● TASK DATA

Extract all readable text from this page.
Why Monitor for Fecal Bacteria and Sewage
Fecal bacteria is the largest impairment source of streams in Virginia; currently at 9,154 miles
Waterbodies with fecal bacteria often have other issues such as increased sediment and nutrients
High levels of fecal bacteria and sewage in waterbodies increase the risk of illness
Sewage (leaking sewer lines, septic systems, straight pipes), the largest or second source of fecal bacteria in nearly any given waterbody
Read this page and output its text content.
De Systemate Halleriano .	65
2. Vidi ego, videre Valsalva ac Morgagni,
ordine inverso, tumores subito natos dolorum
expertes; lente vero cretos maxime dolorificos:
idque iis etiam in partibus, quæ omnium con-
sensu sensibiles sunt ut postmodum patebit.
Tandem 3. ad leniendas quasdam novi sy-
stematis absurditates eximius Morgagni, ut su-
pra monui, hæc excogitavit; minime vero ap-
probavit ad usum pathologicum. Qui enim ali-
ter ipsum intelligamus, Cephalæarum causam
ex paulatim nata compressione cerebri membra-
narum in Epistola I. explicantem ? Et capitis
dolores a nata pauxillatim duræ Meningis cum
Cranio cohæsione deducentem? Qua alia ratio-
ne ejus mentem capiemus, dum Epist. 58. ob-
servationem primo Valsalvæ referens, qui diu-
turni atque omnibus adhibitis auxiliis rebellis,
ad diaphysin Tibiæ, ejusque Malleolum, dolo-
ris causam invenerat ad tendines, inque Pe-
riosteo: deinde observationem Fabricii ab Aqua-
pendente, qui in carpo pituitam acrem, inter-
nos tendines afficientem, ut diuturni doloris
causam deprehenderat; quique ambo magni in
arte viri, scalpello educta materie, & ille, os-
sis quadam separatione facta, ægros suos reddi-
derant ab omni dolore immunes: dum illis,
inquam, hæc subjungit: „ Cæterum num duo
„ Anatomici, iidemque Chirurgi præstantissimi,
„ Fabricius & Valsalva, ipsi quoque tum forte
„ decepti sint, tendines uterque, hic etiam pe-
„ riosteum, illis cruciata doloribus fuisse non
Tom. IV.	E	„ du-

● ABOUT THIS TASK
Give again each line shown above, keeping every word as it is.

● PROBLEM SOLUTION
Extract all readable text from this page.
Why Monitor for Fecal Bacteria and Sewage
Fecal bacteria is the largest impairment source of streams in Virginia; currently at 9,154 miles
Waterbodies with fecal bacteria often have other issues such as increased sediment and nutrients
High levels of fecal bacteria and sewage in waterbodies increase the risk of illness
Sewage (leaking sewer lines, septic systems, straight pipes), the largest or second source of fecal bacteria in nearly any given waterbody
Read this page and output its text content.
De Systemate Halleriano .	65
2. Vidi ego, videre Valsalva ac Morgagni,
ordine inverso, tumores subito natos dolorum
expertes; lente vero cretos maxime dolorificos:
idque iis etiam in partibus, quæ omnium con-
sensu sensibiles sunt ut postmodum patebit.
Tandem 3. ad leniendas quasdam novi sy-
stematis absurditates eximius Morgagni, ut su-
pra monui, hæc excogitavit; minime vero ap-
probavit ad usum pathologicum. Qui enim ali-
ter ipsum intelligamus, Cephalæarum causam
ex paulatim nata compressione cerebri membra-
narum in Epistola I. explicantem ? Et capitis
dolores a nata pauxillatim duræ Meningis cum
Cranio cohæsione deducentem? Qua alia ratio-
ne ejus mentem capiemus, dum Epist. 58. ob-
servationem primo Valsalvæ referens, qui diu-
turni atque omnibus adhibitis auxiliis rebellis,
ad diaphysin Tibiæ, ejusque Malleolum, dolo-
ris causam invenerat ad tendines, inque Pe-
riosteo: deinde observationem Fabricii ab Aqua-
pendente, qui in carpo pituitam acrem, inter-
nos tendines afficientem, ut diuturni doloris
causam deprehenderat; quique ambo magni in
arte viri, scalpello educta materie, & ille, os-
sis quadam separatione facta, ægros suos reddi-
derant ab omni dolore immunes: dum illis,
inquam, hæc subjungit: „ Cæterum num duo
„ Anatomici, iidemque Chirurgi præstantissimi,
„ Fabricius & Valsalva, ipsi quoque tum forte
„ decepti sint, tendines uterque, hic etiam pe-
„ riosteum, illis cruciata doloribus fuisse non
Tom. IV.	E	„ du-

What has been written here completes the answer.